** begin Given data **
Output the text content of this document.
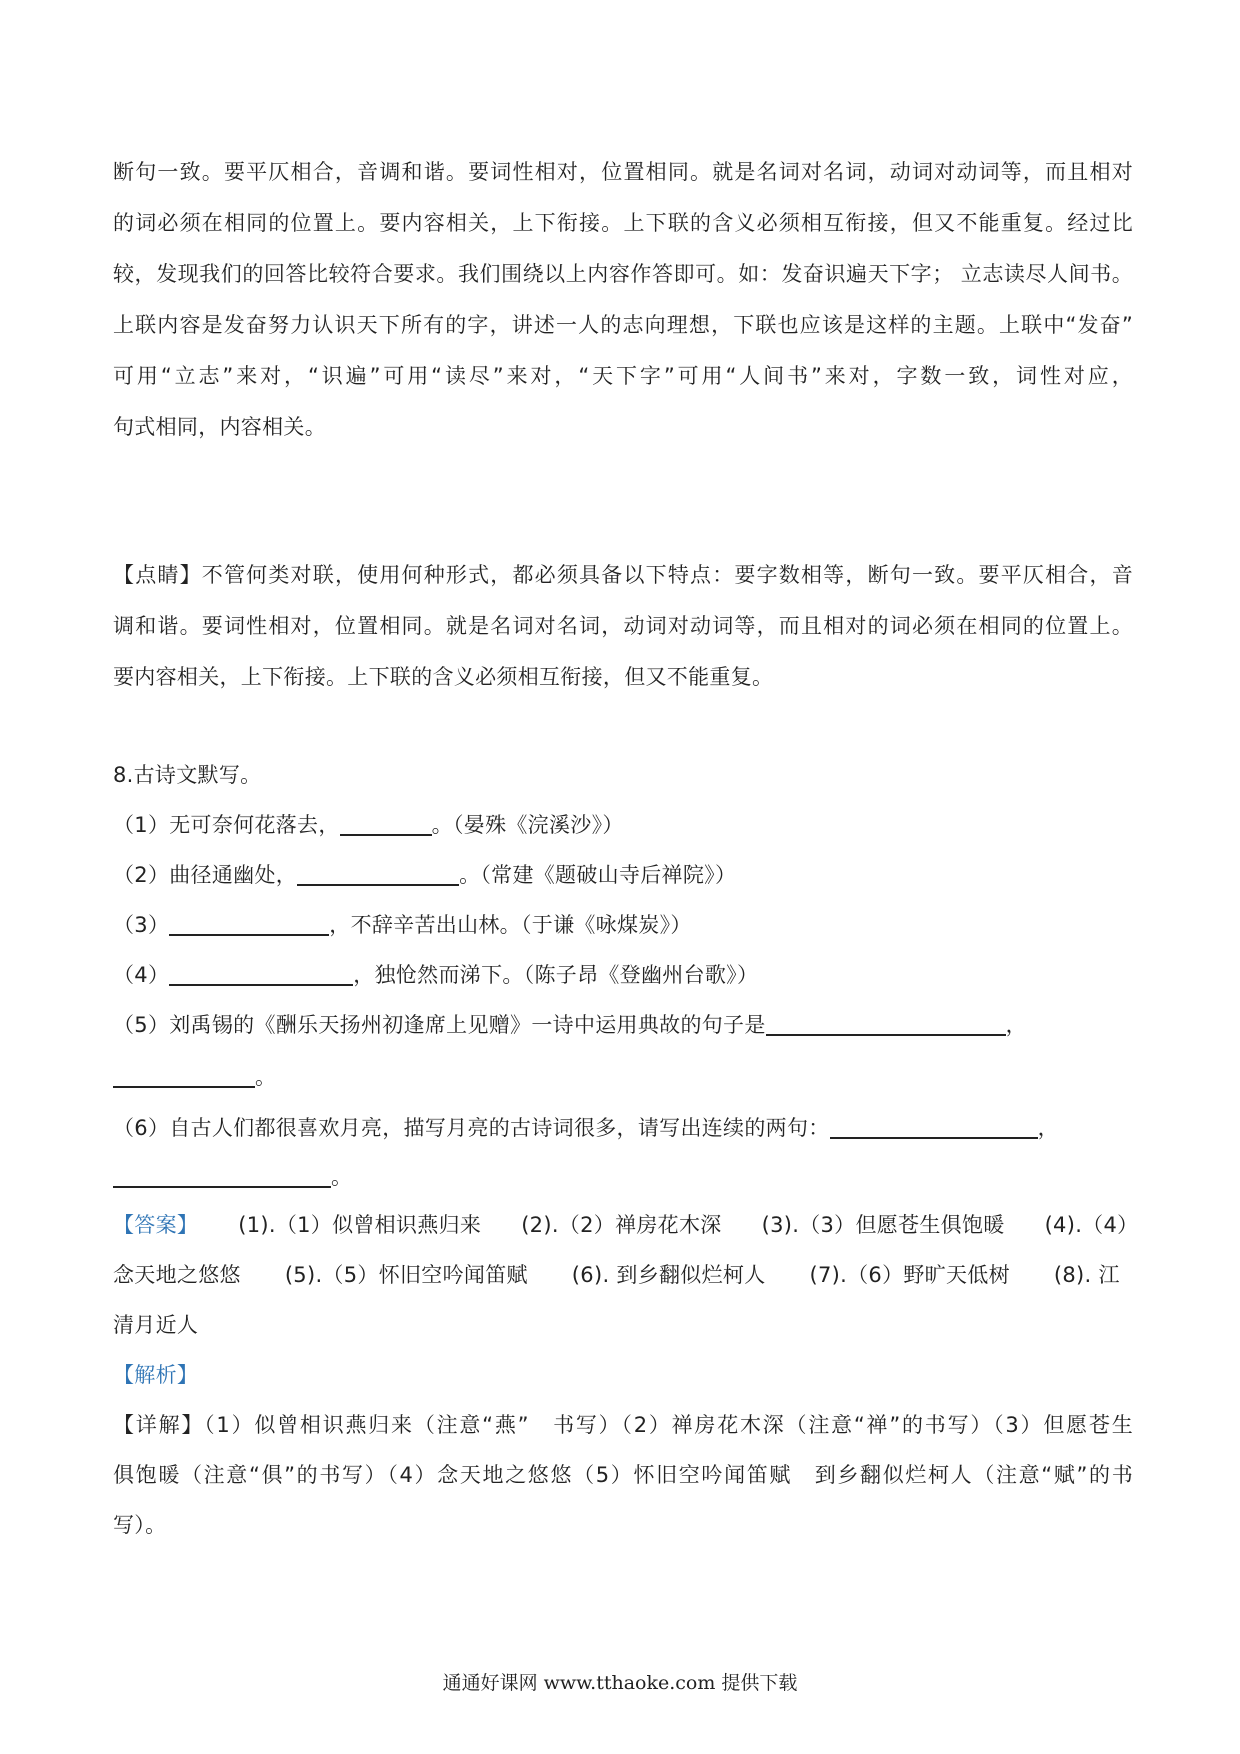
断句一致。要平仄相合，音调和谐。要词性相对，位置相同。就是名词对名词，动词对动词等，而且相对
的词必须在相同的位置上。要内容相关，上下衔接。上下联的含义必须相互衔接，但又不能重复。经过比
较，发现我们的回答比较符合要求。我们围绕以上内容作答即可。如：发奋识遍天下字； 立志读尽人间书。
上联内容是发奋努力认识天下所有的字，讲述一人的志向理想，下联也应该是这样的主题。上联中“发奋”
可用“立志”来对，“识遍”可用“读尽”来对，“天下字”可用“人间书”来对，字数一致，词性对应，
句式相同，内容相关。
【点睛】不管何类对联，使用何种形式，都必须具备以下特点：要字数相等，断句一致。要平仄相合，音
调和谐。要词性相对，位置相同。就是名词对名词，动词对动词等，而且相对的词必须在相同的位置上。
要内容相关，上下衔接。上下联的含义必须相互衔接，但又不能重复。
8.古诗文默写。
（1）无可奈何花落去，	。（晏殊《浣溪沙》）
（2）曲径通幽处，	。（常建《题破山寺后禅院》）
（3）	，不辞辛苦出山林。（于谦《咏煤炭》）
（4）	，独怆然而涕下。（陈子昂《登幽州台歌》）
（5）刘禹锡的《酬乐天扬州初逢席上见赠》一诗中运用典故的句子是	，
。
（6）自古人们都很喜欢月亮，描写月亮的古诗词很多，请写出连续的两句：	，
。
【答案】 (1).（1）似曾相识燕归来 (2).（2）禅房花木深 (3).（3）但愿苍生俱饱暖 (4).（4）
念天地之悠悠 (5).（5）怀旧空吟闻笛赋 (6). 到乡翻似烂柯人 (7).（6）野旷天低树 (8). 江
清月近人
【解析】
【详解】（1）似曾相识燕归来（注意“燕”　书写）（2）禅房花木深（注意“禅”的书写）（3）但愿苍生
俱饱暖（注意“俱”的书写）（4）念天地之悠悠（5）怀旧空吟闻笛赋　到乡翻似烂柯人（注意“赋”的书
写）。
通通好课网 www.tthaoke.com 提供下载
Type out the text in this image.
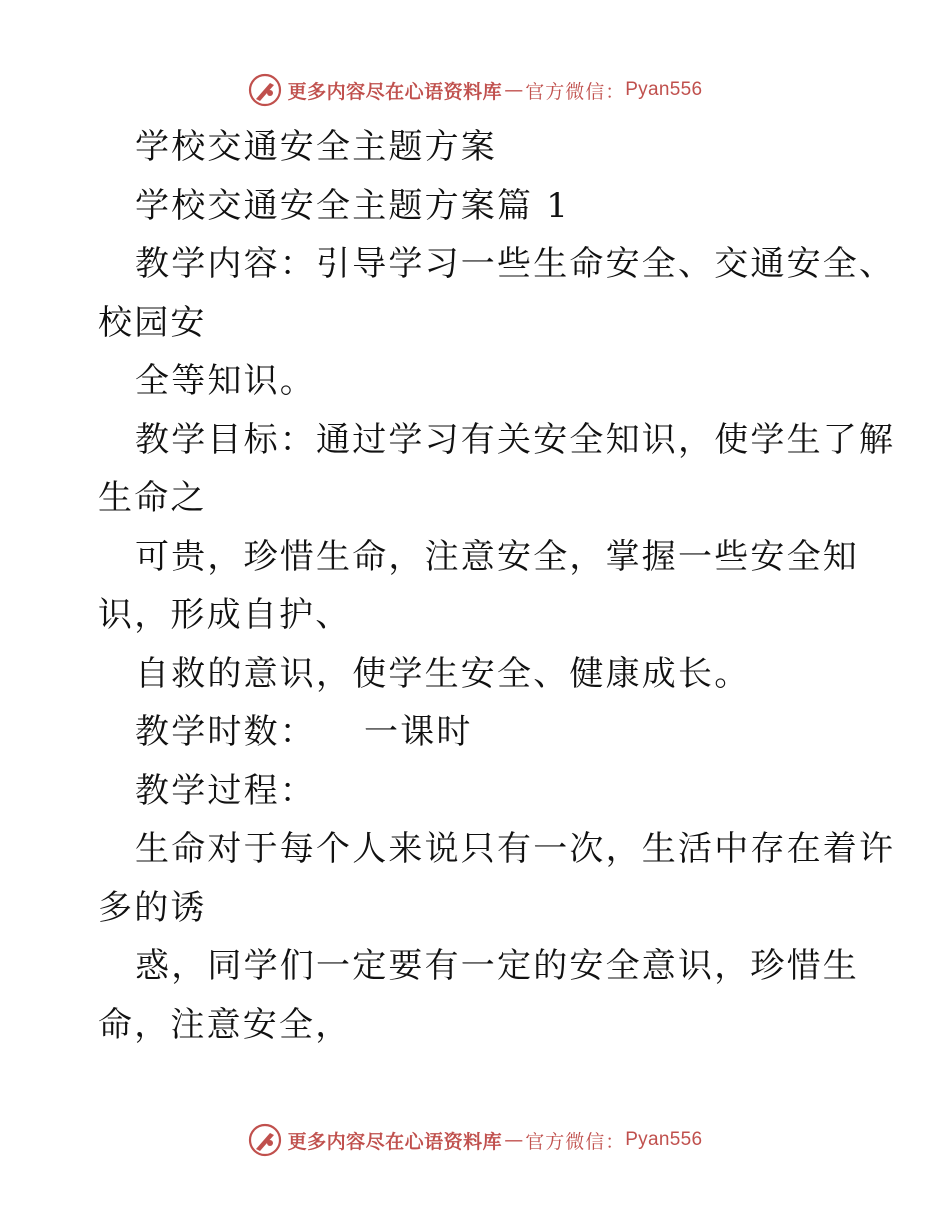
更多内容尽在心语资料库 — 官方微信： Pyan556
学校交通安全主题方案
学校交通安全主题方案篇 1
教学内容：引导学习一些生命安全、交通安全、
校园安
全等知识。
教学目标：通过学习有关安全知识，使学生了解
生命之
可贵，珍惜生命，注意安全，掌握一些安全知
识，形成自护、
自救的意识，使学生安全、健康成长。
教学时数： 一课时
教学过程：
生命对于每个人来说只有一次，生活中存在着许
多的诱
惑，同学们一定要有一定的安全意识，珍惜生
命，注意安全，
更多内容尽在心语资料库 — 官方微信： Pyan556
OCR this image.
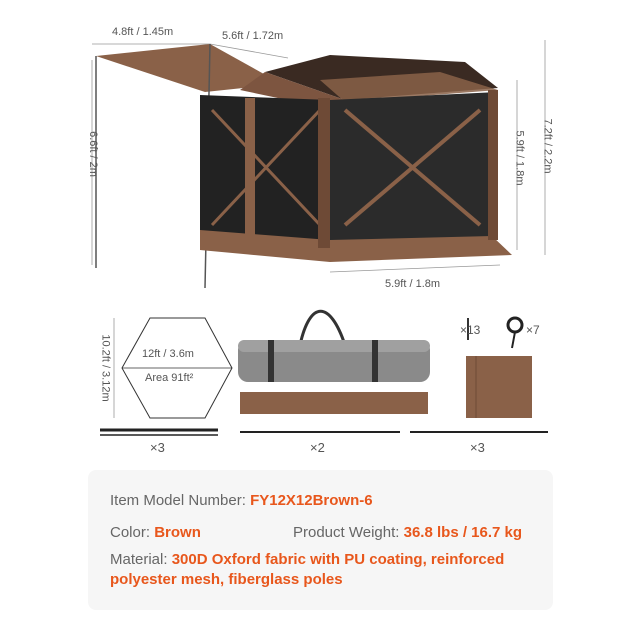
4.8ft / 1.45m	5.6ft / 1.72m
7.2ft / 2.2m
5.9ft / 1.8m
6.6ft / 2m
5.9ft / 1.8m
12ft / 3.6m
Area 91ft²
10.2ft / 3.12m
×13	×7
×3	×2	×3
Item Model Number: FY12X12Brown-6
Color: Brown	Product Weight: 36.8 lbs / 16.7 kg
Material: 300D Oxford fabric with PU coating, reinforced polyester mesh, fiberglass poles
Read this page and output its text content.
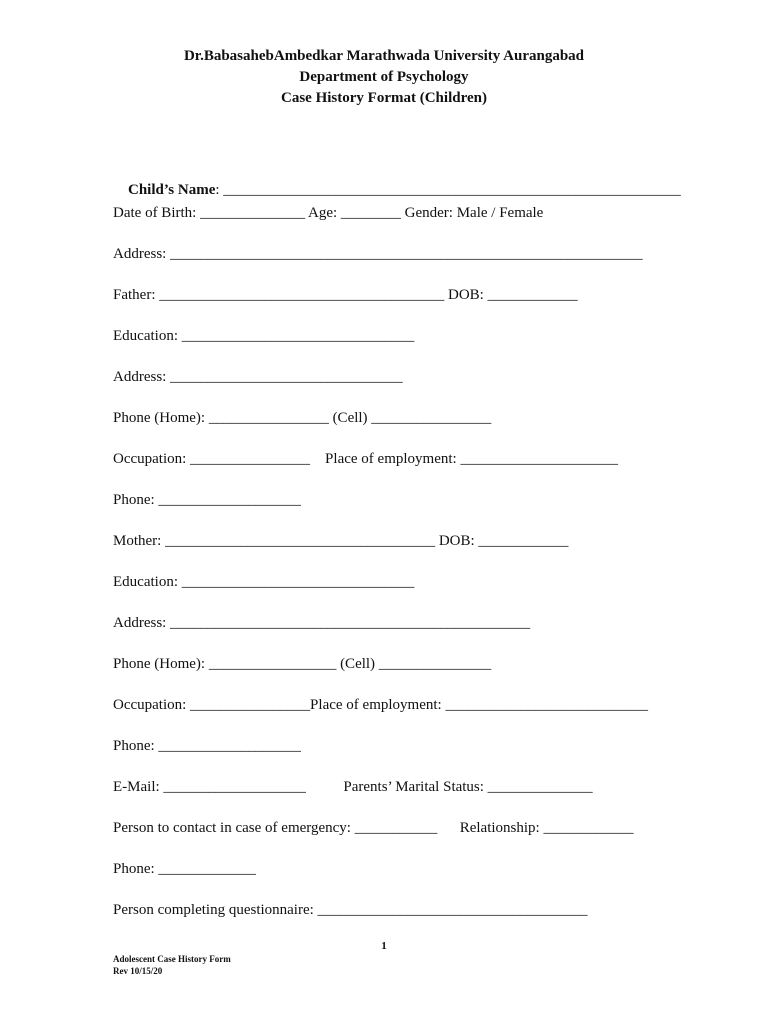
Dr.BabasahebAmbedkar Marathwada University Aurangabad
Department of Psychology
Case History Format (Children)

Child’s Name: _____________________________________________________________

Date of Birth: ______________ Age: ________ Gender: Male / Female
Address: _______________________________________________________________
Father: ______________________________________ DOB: ____________
Education: _______________________________
Address: _______________________________
Phone (Home): ________________ (Cell) ________________
Occupation: ________________    Place of employment: _____________________
Phone: ___________________
Mother: ____________________________________ DOB: ____________
Education: _______________________________
Address: ________________________________________________
Phone (Home): _________________ (Cell) _______________
Occupation: ________________Place of employment: ___________________________
Phone: ___________________
E-Mail: ___________________          Parents’ Marital Status: ______________
Person to contact in case of emergency: ___________      Relationship: ____________
Phone: _____________
Person completing questionnaire: ____________________________________
1
Adolescent Case History Form
Rev 10/15/20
** end Given data **
» What you will do: Pull out every line containing "上下联的含义必须相互衔接".

» Exercise answer:
的词必须在相同的位置上。要内容相关，上下衔接。上下联的含义必须相互衔接，但又不能重复。经过比
要内容相关，上下衔接。上下联的含义必须相互衔接，但又不能重复。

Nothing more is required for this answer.